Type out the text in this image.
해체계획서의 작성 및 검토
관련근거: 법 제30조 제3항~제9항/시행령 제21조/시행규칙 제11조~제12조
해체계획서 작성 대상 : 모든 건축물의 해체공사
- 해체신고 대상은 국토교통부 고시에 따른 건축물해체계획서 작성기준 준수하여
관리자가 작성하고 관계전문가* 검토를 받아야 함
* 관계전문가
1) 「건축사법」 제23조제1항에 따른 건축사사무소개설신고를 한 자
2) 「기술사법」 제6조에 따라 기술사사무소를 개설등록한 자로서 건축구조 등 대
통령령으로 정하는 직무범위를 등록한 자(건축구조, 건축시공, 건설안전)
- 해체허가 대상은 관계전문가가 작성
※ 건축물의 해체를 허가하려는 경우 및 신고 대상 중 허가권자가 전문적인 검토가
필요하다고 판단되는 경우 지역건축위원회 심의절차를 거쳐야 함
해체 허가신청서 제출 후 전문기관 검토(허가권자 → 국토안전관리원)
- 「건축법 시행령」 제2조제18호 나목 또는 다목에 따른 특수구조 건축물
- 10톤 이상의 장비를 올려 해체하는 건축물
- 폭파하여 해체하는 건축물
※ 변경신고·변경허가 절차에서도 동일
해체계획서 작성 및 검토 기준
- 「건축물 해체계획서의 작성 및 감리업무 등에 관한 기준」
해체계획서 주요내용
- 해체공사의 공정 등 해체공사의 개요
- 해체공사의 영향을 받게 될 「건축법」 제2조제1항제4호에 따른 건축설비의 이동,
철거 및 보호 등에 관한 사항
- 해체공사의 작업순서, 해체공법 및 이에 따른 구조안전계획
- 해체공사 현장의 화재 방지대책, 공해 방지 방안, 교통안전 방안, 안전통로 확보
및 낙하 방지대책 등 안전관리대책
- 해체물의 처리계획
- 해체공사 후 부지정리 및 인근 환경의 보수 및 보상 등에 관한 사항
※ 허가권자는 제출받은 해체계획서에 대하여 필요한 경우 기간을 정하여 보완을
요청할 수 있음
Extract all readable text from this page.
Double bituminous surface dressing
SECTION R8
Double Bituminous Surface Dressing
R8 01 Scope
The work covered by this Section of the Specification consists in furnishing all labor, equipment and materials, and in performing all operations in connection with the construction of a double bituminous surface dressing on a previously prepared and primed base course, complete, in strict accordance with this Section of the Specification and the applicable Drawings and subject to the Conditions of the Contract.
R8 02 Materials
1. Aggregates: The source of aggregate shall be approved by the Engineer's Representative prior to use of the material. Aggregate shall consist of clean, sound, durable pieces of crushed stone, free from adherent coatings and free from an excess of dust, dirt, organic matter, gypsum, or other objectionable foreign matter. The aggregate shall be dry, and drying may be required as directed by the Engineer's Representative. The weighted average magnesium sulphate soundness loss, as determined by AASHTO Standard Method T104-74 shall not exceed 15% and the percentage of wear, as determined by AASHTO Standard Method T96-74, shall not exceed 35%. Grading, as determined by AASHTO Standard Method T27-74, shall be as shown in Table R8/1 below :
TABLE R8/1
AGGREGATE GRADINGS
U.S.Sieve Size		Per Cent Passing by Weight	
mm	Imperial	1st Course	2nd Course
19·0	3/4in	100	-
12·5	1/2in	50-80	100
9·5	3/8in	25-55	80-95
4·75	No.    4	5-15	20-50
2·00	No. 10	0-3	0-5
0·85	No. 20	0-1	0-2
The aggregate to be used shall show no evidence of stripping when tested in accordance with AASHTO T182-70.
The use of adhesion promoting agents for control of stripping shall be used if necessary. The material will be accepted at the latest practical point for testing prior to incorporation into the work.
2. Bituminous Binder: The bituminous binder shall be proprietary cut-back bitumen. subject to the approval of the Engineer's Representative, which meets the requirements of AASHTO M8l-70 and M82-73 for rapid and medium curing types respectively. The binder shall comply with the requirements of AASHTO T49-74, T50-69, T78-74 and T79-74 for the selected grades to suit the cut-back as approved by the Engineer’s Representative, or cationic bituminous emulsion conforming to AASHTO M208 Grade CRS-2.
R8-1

_PROBLEM_: Identify the lines in the records above that contain the word "해체계획서의", then state how many there are and nothing more.

_THE RESULT_: 2